● **Problem details**
Reproduce every record below exactly as written, but leave out any pictures.

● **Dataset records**

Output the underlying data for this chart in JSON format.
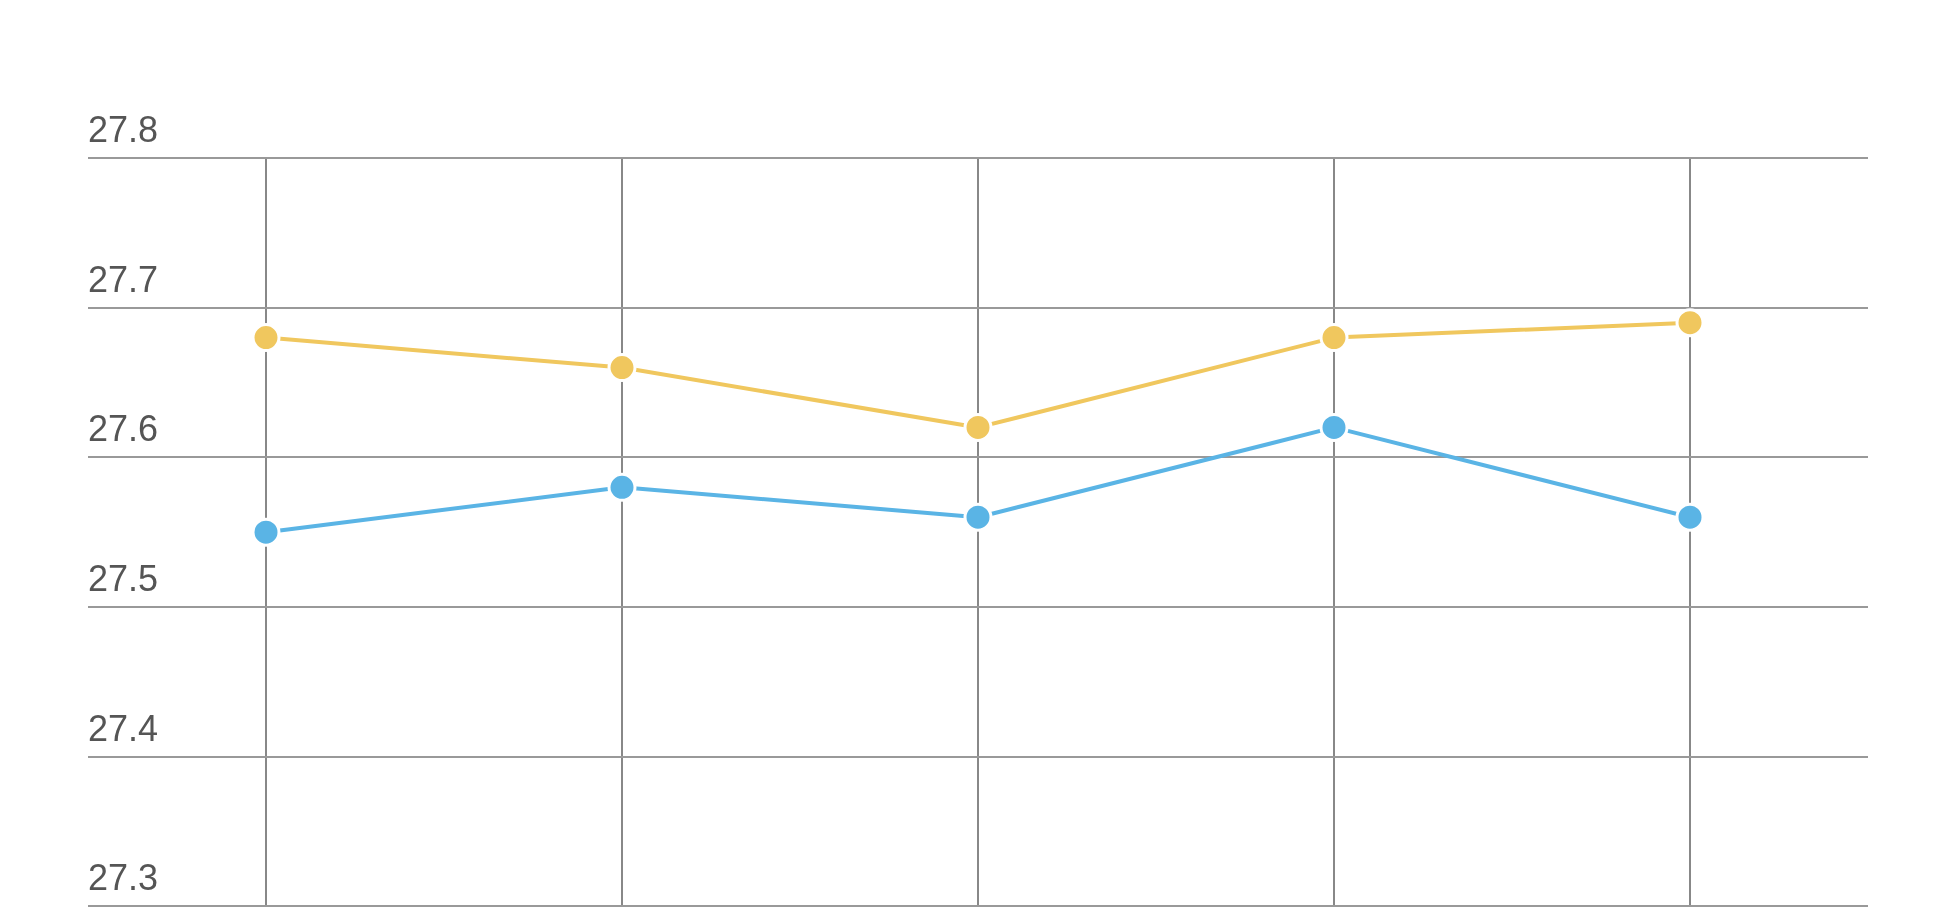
{
  "chart_data": {
    "type": "line",
    "categories": [
      null,
      null,
      null,
      null,
      null
    ],
    "series": [
      {
        "color": "#f0c75e",
        "values": [
          27.68,
          27.66,
          27.62,
          27.68,
          27.69
        ]
      },
      {
        "color": "#5ab4e5",
        "values": [
          27.55,
          27.58,
          27.56,
          27.62,
          27.56
        ]
      }
    ],
    "ylim": [
      27.3,
      27.8
    ],
    "yticks": [
      27.3,
      27.4,
      27.5,
      27.6,
      27.7,
      27.8
    ],
    "grid": true,
    "legend": false,
    "marker": "circle",
    "line_style": "solid"
  }
}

● **Completed exercise**
Output the underlying data for this chart in JSON format.
{
  "chart_data": {
    "type": "line",
    "categories": [
      null,
      null,
      null,
      null,
      null
    ],
    "series": [
      {
        "color": "#f0c75e",
        "values": [
          27.68,
          27.66,
          27.62,
          27.68,
          27.69
        ]
      },
      {
        "color": "#5ab4e5",
        "values": [
          27.55,
          27.58,
          27.56,
          27.62,
          27.56
        ]
      }
    ],
    "ylim": [
      27.3,
      27.8
    ],
    "yticks": [
      27.3,
      27.4,
      27.5,
      27.6,
      27.7,
      27.8
    ],
    "grid": true,
    "legend": false,
    "marker": "circle",
    "line_style": "solid"
  }
}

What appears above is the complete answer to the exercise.